Records for this task ::

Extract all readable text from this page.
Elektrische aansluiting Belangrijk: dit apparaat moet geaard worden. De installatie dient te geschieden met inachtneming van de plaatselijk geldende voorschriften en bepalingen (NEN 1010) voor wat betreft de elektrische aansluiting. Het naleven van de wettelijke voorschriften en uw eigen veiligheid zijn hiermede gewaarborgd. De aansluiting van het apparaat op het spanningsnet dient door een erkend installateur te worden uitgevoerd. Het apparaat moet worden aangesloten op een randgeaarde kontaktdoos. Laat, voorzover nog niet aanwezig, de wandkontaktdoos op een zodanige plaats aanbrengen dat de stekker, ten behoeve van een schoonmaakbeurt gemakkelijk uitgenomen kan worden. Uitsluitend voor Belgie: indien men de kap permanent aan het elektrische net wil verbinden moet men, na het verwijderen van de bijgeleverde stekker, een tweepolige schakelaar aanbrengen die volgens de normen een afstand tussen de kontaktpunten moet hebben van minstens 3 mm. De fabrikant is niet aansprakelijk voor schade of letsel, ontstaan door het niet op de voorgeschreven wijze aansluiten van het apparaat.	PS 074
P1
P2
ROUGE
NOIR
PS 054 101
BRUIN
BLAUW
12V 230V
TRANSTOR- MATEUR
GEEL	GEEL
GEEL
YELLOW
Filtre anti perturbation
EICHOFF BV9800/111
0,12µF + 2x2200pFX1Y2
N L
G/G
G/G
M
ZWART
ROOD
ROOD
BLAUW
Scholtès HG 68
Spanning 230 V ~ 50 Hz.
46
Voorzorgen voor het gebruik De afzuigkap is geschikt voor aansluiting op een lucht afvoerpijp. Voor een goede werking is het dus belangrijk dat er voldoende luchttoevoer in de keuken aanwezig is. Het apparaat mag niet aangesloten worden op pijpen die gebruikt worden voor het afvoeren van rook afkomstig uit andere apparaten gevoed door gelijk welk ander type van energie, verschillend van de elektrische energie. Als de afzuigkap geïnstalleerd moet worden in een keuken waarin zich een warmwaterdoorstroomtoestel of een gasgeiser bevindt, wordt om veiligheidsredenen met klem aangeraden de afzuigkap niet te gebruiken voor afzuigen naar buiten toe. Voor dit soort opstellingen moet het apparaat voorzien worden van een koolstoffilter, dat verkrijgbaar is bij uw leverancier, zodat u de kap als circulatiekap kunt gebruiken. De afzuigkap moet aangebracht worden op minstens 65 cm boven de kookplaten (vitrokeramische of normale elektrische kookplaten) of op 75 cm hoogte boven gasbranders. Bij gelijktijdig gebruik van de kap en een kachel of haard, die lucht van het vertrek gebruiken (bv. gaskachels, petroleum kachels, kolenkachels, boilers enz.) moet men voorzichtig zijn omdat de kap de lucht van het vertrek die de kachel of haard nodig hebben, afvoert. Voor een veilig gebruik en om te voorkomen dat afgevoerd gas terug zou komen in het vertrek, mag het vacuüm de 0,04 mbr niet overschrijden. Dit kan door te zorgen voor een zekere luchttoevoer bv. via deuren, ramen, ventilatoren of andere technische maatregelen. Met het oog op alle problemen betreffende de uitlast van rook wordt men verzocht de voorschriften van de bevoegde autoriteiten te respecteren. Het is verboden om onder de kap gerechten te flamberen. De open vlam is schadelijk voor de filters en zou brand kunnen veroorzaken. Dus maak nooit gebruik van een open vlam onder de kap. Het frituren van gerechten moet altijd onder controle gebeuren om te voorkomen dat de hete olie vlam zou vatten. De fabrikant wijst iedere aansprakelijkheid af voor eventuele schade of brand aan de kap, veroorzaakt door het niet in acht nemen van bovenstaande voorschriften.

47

What you have to do :: The records above should be repeated in full, exactly as given.

Task response ::
Extract all readable text from this page.
Elektrische aansluiting Belangrijk: dit apparaat moet geaard worden. De installatie dient te geschieden met inachtneming van de plaatselijk geldende voorschriften en bepalingen (NEN 1010) voor wat betreft de elektrische aansluiting. Het naleven van de wettelijke voorschriften en uw eigen veiligheid zijn hiermede gewaarborgd. De aansluiting van het apparaat op het spanningsnet dient door een erkend installateur te worden uitgevoerd. Het apparaat moet worden aangesloten op een randgeaarde kontaktdoos. Laat, voorzover nog niet aanwezig, de wandkontaktdoos op een zodanige plaats aanbrengen dat de stekker, ten behoeve van een schoonmaakbeurt gemakkelijk uitgenomen kan worden. Uitsluitend voor Belgie: indien men de kap permanent aan het elektrische net wil verbinden moet men, na het verwijderen van de bijgeleverde stekker, een tweepolige schakelaar aanbrengen die volgens de normen een afstand tussen de kontaktpunten moet hebben van minstens 3 mm. De fabrikant is niet aansprakelijk voor schade of letsel, ontstaan door het niet op de voorgeschreven wijze aansluiten van het apparaat.	PS 074
P1
P2
ROUGE
NOIR
PS 054 101
BRUIN
BLAUW
12V 230V
TRANSTOR- MATEUR
GEEL	GEEL
GEEL
YELLOW
Filtre anti perturbation
EICHOFF BV9800/111
0,12µF + 2x2200pFX1Y2
N L
G/G
G/G
M
ZWART
ROOD
ROOD
BLAUW
Scholtès HG 68
Spanning 230 V ~ 50 Hz.
46
Voorzorgen voor het gebruik De afzuigkap is geschikt voor aansluiting op een lucht afvoerpijp. Voor een goede werking is het dus belangrijk dat er voldoende luchttoevoer in de keuken aanwezig is. Het apparaat mag niet aangesloten worden op pijpen die gebruikt worden voor het afvoeren van rook afkomstig uit andere apparaten gevoed door gelijk welk ander type van energie, verschillend van de elektrische energie. Als de afzuigkap geïnstalleerd moet worden in een keuken waarin zich een warmwaterdoorstroomtoestel of een gasgeiser bevindt, wordt om veiligheidsredenen met klem aangeraden de afzuigkap niet te gebruiken voor afzuigen naar buiten toe. Voor dit soort opstellingen moet het apparaat voorzien worden van een koolstoffilter, dat verkrijgbaar is bij uw leverancier, zodat u de kap als circulatiekap kunt gebruiken. De afzuigkap moet aangebracht worden op minstens 65 cm boven de kookplaten (vitrokeramische of normale elektrische kookplaten) of op 75 cm hoogte boven gasbranders. Bij gelijktijdig gebruik van de kap en een kachel of haard, die lucht van het vertrek gebruiken (bv. gaskachels, petroleum kachels, kolenkachels, boilers enz.) moet men voorzichtig zijn omdat de kap de lucht van het vertrek die de kachel of haard nodig hebben, afvoert. Voor een veilig gebruik en om te voorkomen dat afgevoerd gas terug zou komen in het vertrek, mag het vacuüm de 0,04 mbr niet overschrijden. Dit kan door te zorgen voor een zekere luchttoevoer bv. via deuren, ramen, ventilatoren of andere technische maatregelen. Met het oog op alle problemen betreffende de uitlast van rook wordt men verzocht de voorschriften van de bevoegde autoriteiten te respecteren. Het is verboden om onder de kap gerechten te flamberen. De open vlam is schadelijk voor de filters en zou brand kunnen veroorzaken. Dus maak nooit gebruik van een open vlam onder de kap. Het frituren van gerechten moet altijd onder controle gebeuren om te voorkomen dat de hete olie vlam zou vatten. De fabrikant wijst iedere aansprakelijkheid af voor eventuele schade of brand aan de kap, veroorzaakt door het niet in acht nemen van bovenstaande voorschriften.

47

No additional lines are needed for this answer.